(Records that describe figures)
++++++++
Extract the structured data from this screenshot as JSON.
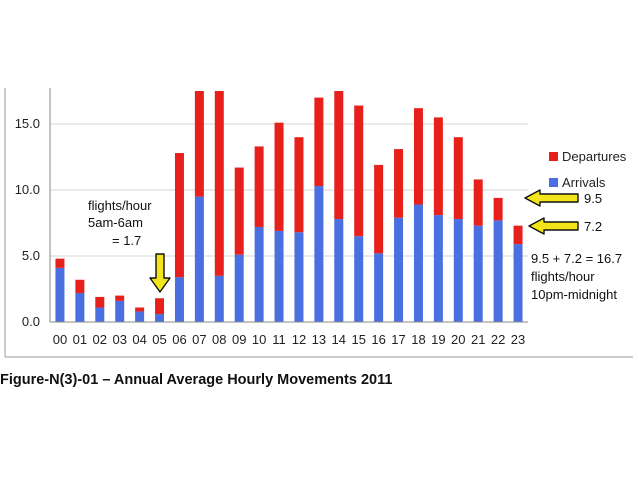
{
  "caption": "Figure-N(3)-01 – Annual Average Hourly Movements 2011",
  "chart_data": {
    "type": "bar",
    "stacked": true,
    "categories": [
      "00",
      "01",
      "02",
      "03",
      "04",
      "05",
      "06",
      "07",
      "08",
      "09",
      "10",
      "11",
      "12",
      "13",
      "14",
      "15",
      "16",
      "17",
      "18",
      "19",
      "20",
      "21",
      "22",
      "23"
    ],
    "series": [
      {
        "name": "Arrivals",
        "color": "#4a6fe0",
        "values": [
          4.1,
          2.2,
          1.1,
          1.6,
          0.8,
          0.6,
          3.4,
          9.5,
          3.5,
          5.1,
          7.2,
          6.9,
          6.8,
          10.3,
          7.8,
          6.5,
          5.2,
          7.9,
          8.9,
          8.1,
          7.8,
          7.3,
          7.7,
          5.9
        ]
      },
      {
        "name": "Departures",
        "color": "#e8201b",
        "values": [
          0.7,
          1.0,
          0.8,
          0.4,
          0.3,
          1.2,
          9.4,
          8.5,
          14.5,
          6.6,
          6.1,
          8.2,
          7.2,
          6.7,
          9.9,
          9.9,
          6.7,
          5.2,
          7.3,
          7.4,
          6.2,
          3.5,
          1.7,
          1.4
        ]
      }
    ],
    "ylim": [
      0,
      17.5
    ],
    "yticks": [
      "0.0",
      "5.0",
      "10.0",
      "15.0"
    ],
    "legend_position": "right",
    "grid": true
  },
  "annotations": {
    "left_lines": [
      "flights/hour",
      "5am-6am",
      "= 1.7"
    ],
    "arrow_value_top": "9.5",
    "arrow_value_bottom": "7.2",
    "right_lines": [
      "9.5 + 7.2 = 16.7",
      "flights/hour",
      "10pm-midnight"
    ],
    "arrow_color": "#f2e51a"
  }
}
++++++++
### Stated problem
Leave the pictures out, and print every line of the listing exactly as written.

### Finished task
Extract the structured data from this screenshot as JSON.
{
  "caption": "Figure-N(3)-01 – Annual Average Hourly Movements 2011",
  "chart_data": {
    "type": "bar",
    "stacked": true,
    "categories": [
      "00",
      "01",
      "02",
      "03",
      "04",
      "05",
      "06",
      "07",
      "08",
      "09",
      "10",
      "11",
      "12",
      "13",
      "14",
      "15",
      "16",
      "17",
      "18",
      "19",
      "20",
      "21",
      "22",
      "23"
    ],
    "series": [
      {
        "name": "Arrivals",
        "color": "#4a6fe0",
        "values": [
          4.1,
          2.2,
          1.1,
          1.6,
          0.8,
          0.6,
          3.4,
          9.5,
          3.5,
          5.1,
          7.2,
          6.9,
          6.8,
          10.3,
          7.8,
          6.5,
          5.2,
          7.9,
          8.9,
          8.1,
          7.8,
          7.3,
          7.7,
          5.9
        ]
      },
      {
        "name": "Departures",
        "color": "#e8201b",
        "values": [
          0.7,
          1.0,
          0.8,
          0.4,
          0.3,
          1.2,
          9.4,
          8.5,
          14.5,
          6.6,
          6.1,
          8.2,
          7.2,
          6.7,
          9.9,
          9.9,
          6.7,
          5.2,
          7.3,
          7.4,
          6.2,
          3.5,
          1.7,
          1.4
        ]
      }
    ],
    "ylim": [
      0,
      17.5
    ],
    "yticks": [
      "0.0",
      "5.0",
      "10.0",
      "15.0"
    ],
    "legend_position": "right",
    "grid": true
  },
  "annotations": {
    "left_lines": [
      "flights/hour",
      "5am-6am",
      "= 1.7"
    ],
    "arrow_value_top": "9.5",
    "arrow_value_bottom": "7.2",
    "right_lines": [
      "9.5 + 7.2 = 16.7",
      "flights/hour",
      "10pm-midnight"
    ],
    "arrow_color": "#f2e51a"
  }
}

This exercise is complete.